» **FRAGMENT**:
_ _ _
Mooi vind je deze gedachte in een andere brieven terug. In Kolossenzen 2 gaat het, tussen neus en lippen door, over de gewrichtsbanden en pezen die het lichaam bij elkaar houden zodat God zijn gemeente, het lichaam, naar het hoofd – Jezus – laat toegroeien (2:19). In die gewrichtsbanden en pezen kun je de leidinggevenden zien. Het gaat om het lichaam. In Efeze staat dat de bijzondere functies als doel hebben het geheel op te bouwen en verder te laten komen (hoofdstuk 4). Ook daar in de lijn van Petrus.
Gemeente: hoe werkt dit bij ons in Dordt? Ik loop nu een tijdje mee en daarom wil ik vanmorgen, bij het krijgen van nieuwe ouderlingen en diakenen, eens wat naar voren brengen. Is/functioneert het ambt bij ons zoals Petrus het zegt? Staat het ambt wat apart van de gemeente? Staat de gemeente en haar leven/gaven in het midden, tot eer van God?
Ik wil een aantal concrete voorbeelden noemen. Misschien herken je sommige voorbeelden en/of denk je: (help/leuk); dat heb ik wel eens gezegd/gedaan. Dat kan. Het kan ook zo zijn dat een ander hetzelfde zei/deed. Het gaat me er niet om om te zeggen dat dat verkeerd of goed is. Eerder bedoel ik het zo: dit gebeurt. Wat zegt dat nou over de manier waarop de gemeente en ambtsdragers werken? Wat vinden wij daarvan? Is dat in lijn met wat de Bijbel daarover zegt?
Voorbeeld 1. Iemand nam eens contact met een ouderling op en zei: zus en zo is mijn leven; mag ik in deze situatie het avondmaal vieren? Het klonk een beetje alsof deze gelovige – lid van de gemeente – vroeg: wat vindt u; mag het van u (ouderling)? Alsof je de goedkeuring van een ouderling nodig hebt.
Nu kan het inderdaad een vraag zijn die je eens met een ouderling of predikant bespreekt; kan ik avondmaal vieren zoals mijn leven nu is? En het is een taak van ambtsdragers (ouderlingen) om toe te zien op de heiligheid van de sacramenten. Maar als een gemeentelid aan de ambtsdrager toestemming vraagt dan gaat er iets niet goed.
De ouderling zei toen, gelukkig: als je in de kerk zit, je hoort het formulier of de preek waarin we ons voorbereiden op het vieren van het avondmaal en je stemt met je hart in met die dingen; dan ben je welkom. Dát doet een ambtsdrager. De ouderling herinnert – dat bedoel ik hierboven – de gelovige eraan: het is de Heer die jou roept. Hij roept je aan zijn tafel.
_ _ _
» **GEGEVENSRIJEN**:

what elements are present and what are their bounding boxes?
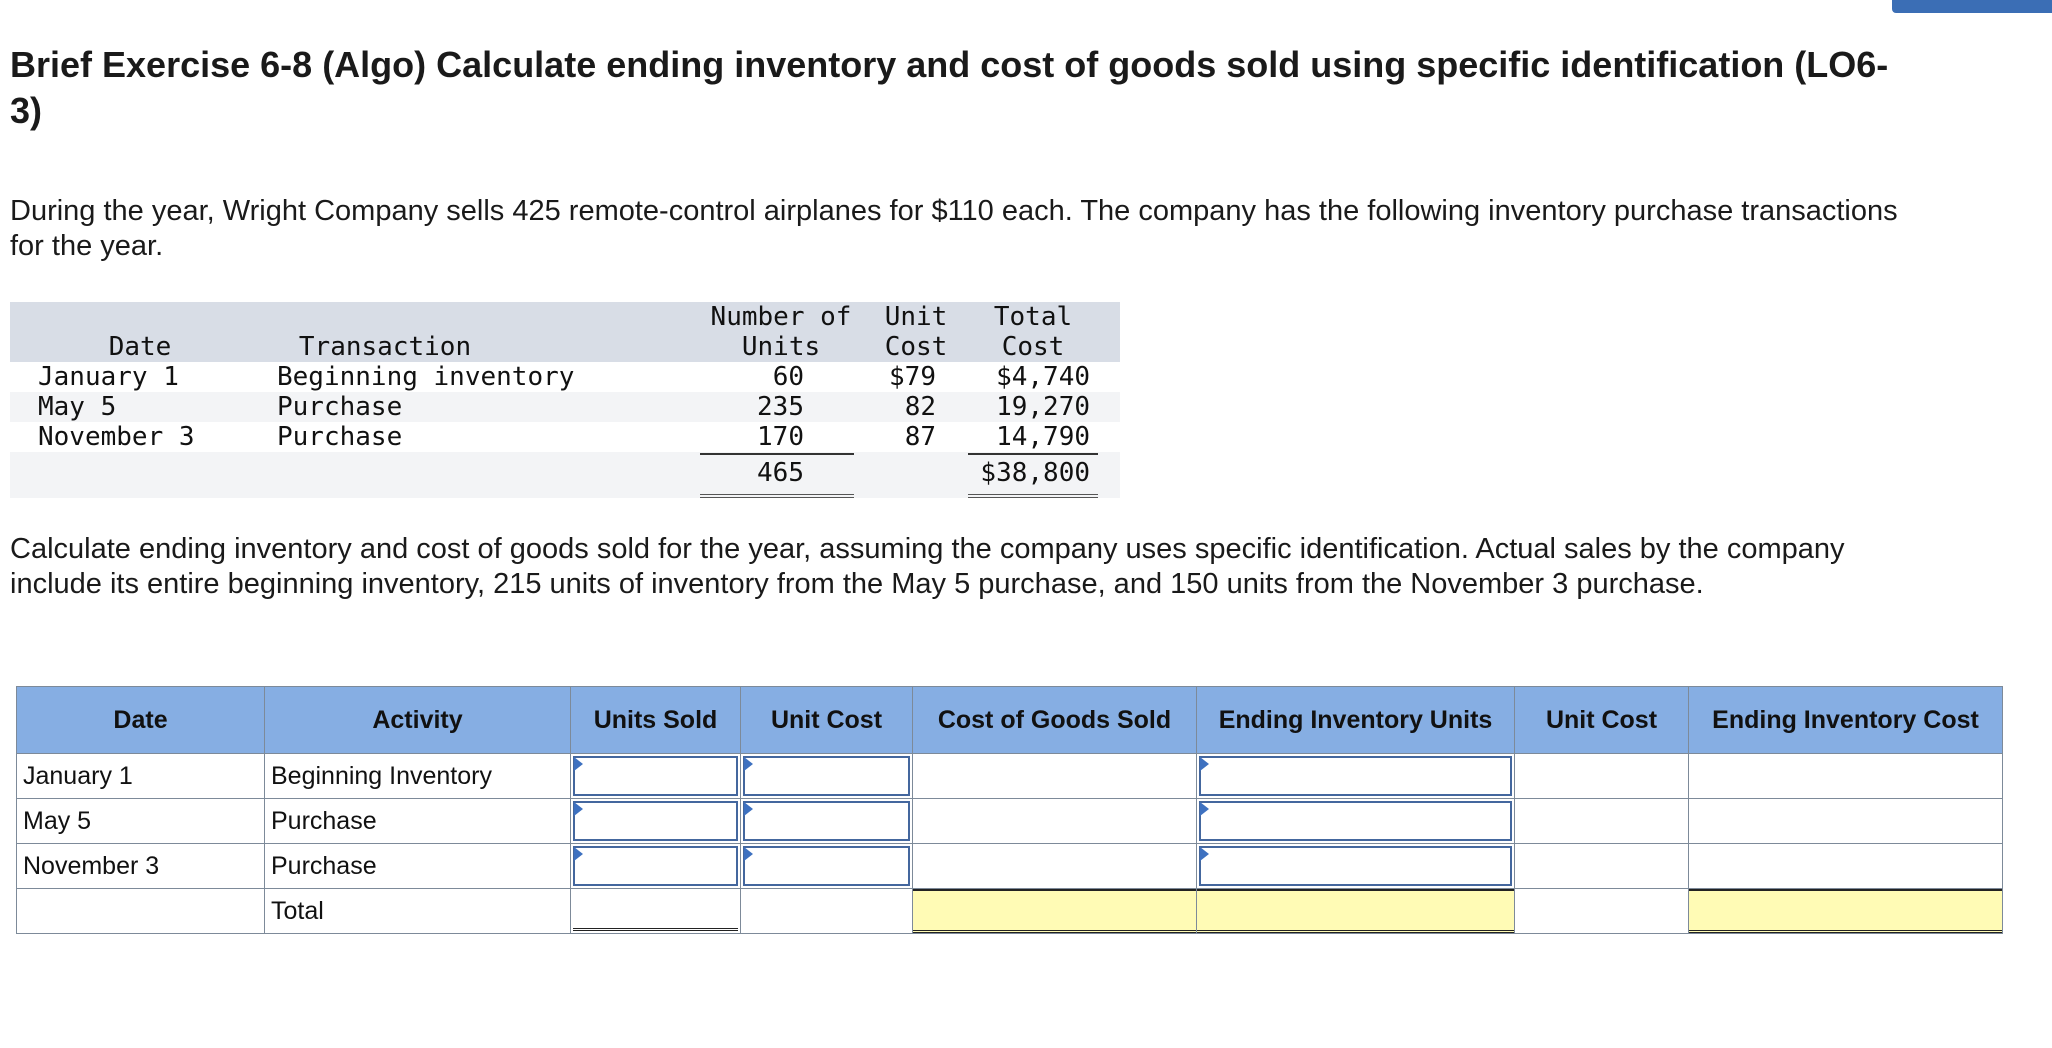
- unit-cost-sold-input[interactable]: [743, 756, 910, 796]
- given-header-total-cost-1: Total: [993, 302, 1073, 332]
- header-cost-of-goods-sold: Cost of Goods Sold: [912, 686, 1197, 754]
- instructions-paragraph: Calculate ending inventory and cost of g…: [10, 533, 1845, 600]
- header-unit-cost-sold: Unit Cost: [740, 686, 913, 754]
- cost-of-goods-sold-cell: [912, 843, 1197, 889]
- exercise-title: Brief Exercise 6-8 (Algo) Calculate endi…: [10, 44, 1889, 131]
- units-sold-cell: [570, 753, 741, 799]
- top-accent-bar: [1892, 0, 2052, 13]
- given-row-units: 235: [757, 392, 804, 422]
- total-cost-of-goods-sold-cell[interactable]: [912, 888, 1197, 934]
- given-table-header-bg: [10, 302, 1120, 362]
- table-row-total: Total: [16, 888, 2003, 934]
- ending-inventory-units-input[interactable]: [1199, 801, 1512, 841]
- header-ending-inventory-cost: Ending Inventory Cost: [1688, 686, 2003, 754]
- given-row-total-cost: $4,740: [996, 362, 1090, 392]
- header-activity: Activity: [264, 686, 571, 754]
- answer-table: Date Activity Units Sold Unit Cost Cost …: [16, 686, 2003, 934]
- given-header-transaction: Transaction: [298, 332, 472, 362]
- given-row-transaction: Beginning inventory: [277, 362, 575, 392]
- unit-cost-ending-cell: [1514, 798, 1689, 844]
- unit-cost-sold-input[interactable]: [743, 846, 910, 886]
- ending-inventory-cost-cell: [1688, 798, 2003, 844]
- input-marker-icon: [1200, 847, 1209, 861]
- units-sold-input[interactable]: [573, 801, 738, 841]
- units-sold-input[interactable]: [573, 846, 738, 886]
- given-row-date: November 3: [38, 422, 195, 452]
- total-ending-inventory-cost-cell[interactable]: [1688, 888, 2003, 934]
- given-header-unit-cost-2: Cost: [884, 332, 948, 362]
- input-marker-icon: [574, 802, 583, 816]
- row-date: November 3: [16, 843, 265, 889]
- total-ending-inventory-units-cell[interactable]: [1196, 888, 1515, 934]
- cost-subtotal-line: [968, 453, 1098, 455]
- table-row: November 3 Purchase: [16, 843, 2003, 889]
- given-header-units-2: Units: [741, 332, 821, 362]
- header-units-sold: Units Sold: [570, 686, 741, 754]
- table-row: January 1 Beginning Inventory: [16, 753, 2003, 799]
- given-row-transaction: Purchase: [277, 392, 403, 422]
- row-activity-total: Total: [264, 888, 571, 934]
- given-header-unit-cost-1: Unit: [884, 302, 948, 332]
- input-marker-icon: [744, 757, 753, 771]
- given-row-units: 60: [772, 362, 804, 392]
- ending-inventory-units-input[interactable]: [1199, 846, 1512, 886]
- given-row-date: May 5: [38, 392, 117, 422]
- given-row-unit-cost: 82: [904, 392, 936, 422]
- row-date: May 5: [16, 798, 265, 844]
- given-row-date: January 1: [38, 362, 179, 392]
- unit-cost-ending-cell: [1514, 843, 1689, 889]
- row-activity: Purchase: [264, 843, 571, 889]
- row-date: January 1: [16, 753, 265, 799]
- intro-paragraph: During the year, Wright Company sells 42…: [10, 195, 1898, 262]
- total-units-sold-cell[interactable]: [570, 888, 741, 934]
- total-unit-cost-sold-cell: [740, 888, 913, 934]
- cost-of-goods-sold-cell: [912, 753, 1197, 799]
- given-row-total-cost: 19,270: [996, 392, 1090, 422]
- given-header-units-1: Number of: [710, 302, 852, 332]
- given-row-units: 170: [757, 422, 804, 452]
- input-marker-icon: [1200, 757, 1209, 771]
- input-marker-icon: [1200, 802, 1209, 816]
- given-header-total-cost-2: Cost: [1001, 332, 1065, 362]
- given-row-unit-cost: $79: [889, 362, 936, 392]
- table-row: May 5 Purchase: [16, 798, 2003, 844]
- cost-of-goods-sold-cell: [912, 798, 1197, 844]
- cost-total-double-line: [968, 494, 1098, 498]
- header-ending-inventory-units: Ending Inventory Units: [1196, 686, 1515, 754]
- units-total-double-line: [700, 494, 854, 498]
- units-subtotal-line: [700, 453, 854, 455]
- ending-inventory-units-input[interactable]: [1199, 756, 1512, 796]
- unit-cost-sold-input[interactable]: [743, 801, 910, 841]
- units-sold-input[interactable]: [573, 756, 738, 796]
- ending-inventory-units-cell: [1196, 753, 1515, 799]
- given-row-unit-cost: 87: [904, 422, 936, 452]
- total-unit-cost-ending-cell: [1514, 888, 1689, 934]
- given-row-transaction: Purchase: [277, 422, 403, 452]
- ending-inventory-cost-cell: [1688, 843, 2003, 889]
- ending-inventory-units-cell: [1196, 798, 1515, 844]
- unit-cost-sold-cell: [740, 753, 913, 799]
- ending-inventory-cost-cell: [1688, 753, 2003, 799]
- given-total-cost: $38,800: [980, 458, 1090, 488]
- given-header-date: Date: [108, 332, 172, 362]
- input-marker-icon: [574, 757, 583, 771]
- input-marker-icon: [744, 847, 753, 861]
- header-date: Date: [16, 686, 265, 754]
- unit-cost-ending-cell: [1514, 753, 1689, 799]
- input-marker-icon: [574, 847, 583, 861]
- given-row-total-cost: 14,790: [996, 422, 1090, 452]
- unit-cost-sold-cell: [740, 798, 913, 844]
- given-total-units: 465: [757, 458, 804, 488]
- input-marker-icon: [744, 802, 753, 816]
- row-date: [16, 888, 265, 934]
- row-activity: Beginning Inventory: [264, 753, 571, 799]
- units-sold-cell: [570, 843, 741, 889]
- units-sold-cell: [570, 798, 741, 844]
- ending-inventory-units-cell: [1196, 843, 1515, 889]
- row-activity: Purchase: [264, 798, 571, 844]
- header-unit-cost-ending: Unit Cost: [1514, 686, 1689, 754]
- unit-cost-sold-cell: [740, 843, 913, 889]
_ _ _
» **OPDRACHTEN**:
- a) Geef voor elk van de volgende uitspraken aan of die klopt met het fragment over het ambt in de gemeente. Antwoord telkens met ja of nee en citeer de woorden uit het fragment die de doorslag geven.
(i) In Kolossenzen 2 gaat het over gewrichtsbanden en pezen die het lichaam bij elkaar houden.
(ii) De ouderling antwoordde dat het gemeentelid eerst zijn toestemming nodig had om het avondmaal te vieren.
(iii) De spreker is al vele jaren aan de gemeente in Dordt verbonden.
- b) Schrijf het fragment over het ambt in de gemeente verder, aansluitend op de laatste zin.

» **UITKOMSTEN**:
- a)
(i) Ja: „over de gewrichtsbanden en pezen die het lichaam bij elkaar houden”.
(ii) Nee: „je stemt met je hart in met die dingen; dan ben je welkom”.
(iii) Nee: „Ik loop nu een tijdje mee”.

- b)
Laten we er zo naar kijken, gemeente, en zo handelen. Van twee kanten. Allereerst van de kant van de ambtsdrager: dat een ambtsdrager niet tussen Christus en een gemeentelid in komt te staan (ik beslis/vind dat jij…). Dat klinkt misschien stoer, ‘gezagsvol’. Maar dat is het niet. Een ambtsdrager wijst op de genade en het recht van Christus. Niets anders. En voor de gemeente geldt dat ook. Laten gemeenteleden het ambt niet zien als een middel dat ervoor zorgt dat je niet zelf voor de Heer gaat staan. De Heer roept jou.
Voorbeeld 2. Soms wordt aan een ambtsdrager iets voorgelegd, bijvoorbeeld of een bepaalde versiering in de kerk mag blijven hangen. Als de kinderen iets moois hebben gemaakt of bij een bijzondere gelegenheid. Kan die versiering in de kerk/hal blijven of moet dat weg? Die vraag krijgt een ambtsdrager.
Nu is dit maar een ‘klein’ voorbeeld (het gaat niet over een leerkwestie ofzo). Ik noem het omdat het aan het denken zet. Waarom zou een ambtsdrager hierover iets te zeggen hebben? Zou je, iets algemener, kunnen zeggen dat het idee kan bestaan: als je iets wilt doen in de kerk moet je, het liefst vooraf, dat eerst even checken bij de kerkenraad? Is dat (de functie van) het ambt? Is dat de futnctie van de gemeente?
Vandaag krijgen we ambtsdragers. Wat is en waarover gaat het ambt? Dat gaat om de vraag wat de gemeente is. Terug naar dit ‘kleine’ voorbeeld van die versieringen. Als er gaven in de gemeente zijn (versiering, werk/tekeningen of wat dan ook) en die worden geëtaleerd; dan zijn dat de gaven die God aan de gemeente geeft. Dank de Heer daarvoor. Natuurlijk is het handig als je met elkaar praktische afspraken maakt. Maar laten we dan goed opletten wie wat doet. De orde in de kerk is allereerst de orde zoals Petrus daarover spreekt in zijn brief; dat het licht van het recht en de liefde van Jezus straalt (zie hierboven).
Het Bijbelse patroon is: de gemeente met al haar door de Geest gegeven gaven staat in het midden. Zo wordt God geëerd en bekend gemaakt. De ambten stimuleren die gaven en wijzen op Christus (in bemoediging en, waar nodig, vermaan).
Voorbeeld 3. Denk aan muziek of liturgie. Moet de kerkenraad bepalen welke instrumenten er worden ingezet, welk soort muziek begeleidt? Bepaalt de kerkenraad hoe de liturgie eruit ziet en wat er wel of niet gebeurt in de eredienst? Of moeten we eerst bedenken: wat zegt de synode over liturgische afspraken?
Als je denkt in de lijn van het Nieuwe Testament waarin het ambt onderdeel is van de gemeente (1 Petrus 5), het lichaam goed laat functioneren (Efeze), is niet eerst de vraag: wat vindt de kerkenraad, wat denkt de dominee? Zo zou het misschien gaan in bepaalde bedrijven. Orders van bovenaf.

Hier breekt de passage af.